■ **EXERCISE**
Can you output the records below exactly as they are written?

■ **RAW RECORDS**
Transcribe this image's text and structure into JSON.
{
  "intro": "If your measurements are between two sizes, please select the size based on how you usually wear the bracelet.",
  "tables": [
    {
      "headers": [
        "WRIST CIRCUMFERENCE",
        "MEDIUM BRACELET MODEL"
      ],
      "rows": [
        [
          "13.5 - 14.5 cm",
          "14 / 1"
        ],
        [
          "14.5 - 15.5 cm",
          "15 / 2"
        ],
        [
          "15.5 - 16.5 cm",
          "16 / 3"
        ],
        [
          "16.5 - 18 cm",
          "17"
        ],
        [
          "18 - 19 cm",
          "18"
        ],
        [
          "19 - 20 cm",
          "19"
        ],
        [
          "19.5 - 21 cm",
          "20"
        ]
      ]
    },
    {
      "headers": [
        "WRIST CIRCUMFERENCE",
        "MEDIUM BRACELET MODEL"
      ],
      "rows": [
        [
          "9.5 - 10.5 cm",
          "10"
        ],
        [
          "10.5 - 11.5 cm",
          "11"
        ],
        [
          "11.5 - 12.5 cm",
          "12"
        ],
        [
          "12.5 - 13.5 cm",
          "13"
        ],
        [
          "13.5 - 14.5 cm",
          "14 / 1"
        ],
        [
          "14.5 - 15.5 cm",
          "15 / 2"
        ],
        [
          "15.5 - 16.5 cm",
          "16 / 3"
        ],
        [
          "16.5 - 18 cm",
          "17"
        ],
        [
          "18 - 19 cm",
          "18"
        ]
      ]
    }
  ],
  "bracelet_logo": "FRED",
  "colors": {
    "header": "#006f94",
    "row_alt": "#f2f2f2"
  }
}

■ **ANSWER TO THIS PROBLEM**
Transcribe this image's text and structure into JSON.
{
  "intro": "If your measurements are between two sizes, please select the size based on how you usually wear the bracelet.",
  "tables": [
    {
      "headers": [
        "WRIST CIRCUMFERENCE",
        "MEDIUM BRACELET MODEL"
      ],
      "rows": [
        [
          "13.5 - 14.5 cm",
          "14 / 1"
        ],
        [
          "14.5 - 15.5 cm",
          "15 / 2"
        ],
        [
          "15.5 - 16.5 cm",
          "16 / 3"
        ],
        [
          "16.5 - 18 cm",
          "17"
        ],
        [
          "18 - 19 cm",
          "18"
        ],
        [
          "19 - 20 cm",
          "19"
        ],
        [
          "19.5 - 21 cm",
          "20"
        ]
      ]
    },
    {
      "headers": [
        "WRIST CIRCUMFERENCE",
        "MEDIUM BRACELET MODEL"
      ],
      "rows": [
        [
          "9.5 - 10.5 cm",
          "10"
        ],
        [
          "10.5 - 11.5 cm",
          "11"
        ],
        [
          "11.5 - 12.5 cm",
          "12"
        ],
        [
          "12.5 - 13.5 cm",
          "13"
        ],
        [
          "13.5 - 14.5 cm",
          "14 / 1"
        ],
        [
          "14.5 - 15.5 cm",
          "15 / 2"
        ],
        [
          "15.5 - 16.5 cm",
          "16 / 3"
        ],
        [
          "16.5 - 18 cm",
          "17"
        ],
        [
          "18 - 19 cm",
          "18"
        ]
      ]
    }
  ],
  "bracelet_logo": "FRED",
  "colors": {
    "header": "#006f94",
    "row_alt": "#f2f2f2"
  }
}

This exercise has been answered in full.